#### [GIVEN EXERCISE]
Pull out each line of the data that includes the word "Power".
::: MATERIAL TO PROCESS :::
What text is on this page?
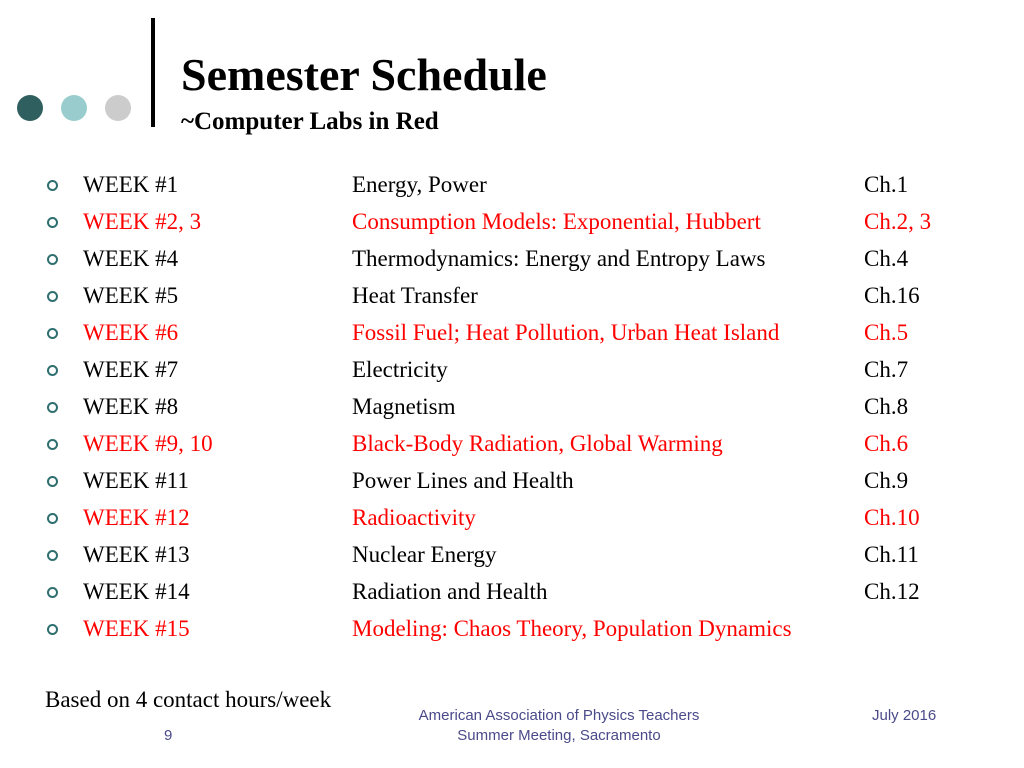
Semester Schedule
~Computer Labs in Red
WEEK #1	Energy, Power	Ch.1
WEEK #2, 3	Consumption Models: Exponential, Hubbert	Ch.2, 3
WEEK #4	Thermodynamics: Energy and Entropy Laws	Ch.4
WEEK #5	Heat Transfer	Ch.16
WEEK #6	Fossil Fuel; Heat Pollution, Urban Heat Island	Ch.5
WEEK #7	Electricity	Ch.7
WEEK #8	Magnetism	Ch.8
WEEK #9, 10	Black-Body Radiation, Global Warming	Ch.6
WEEK #11	Power Lines and Health	Ch.9
WEEK #12	Radioactivity	Ch.10
WEEK #13	Nuclear Energy	Ch.11
WEEK #14	Radiation and Health	Ch.12
WEEK #15	Modeling: Chaos Theory, Population Dynamics
Based on 4 contact hours/week
9
American Association of Physics Teachers
Summer Meeting, Sacramento
July 2016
:::
#### [COMPLETE RESPONSE]
WEEK #1	Energy, Power	Ch.1
WEEK #11	Power Lines and Health	Ch.9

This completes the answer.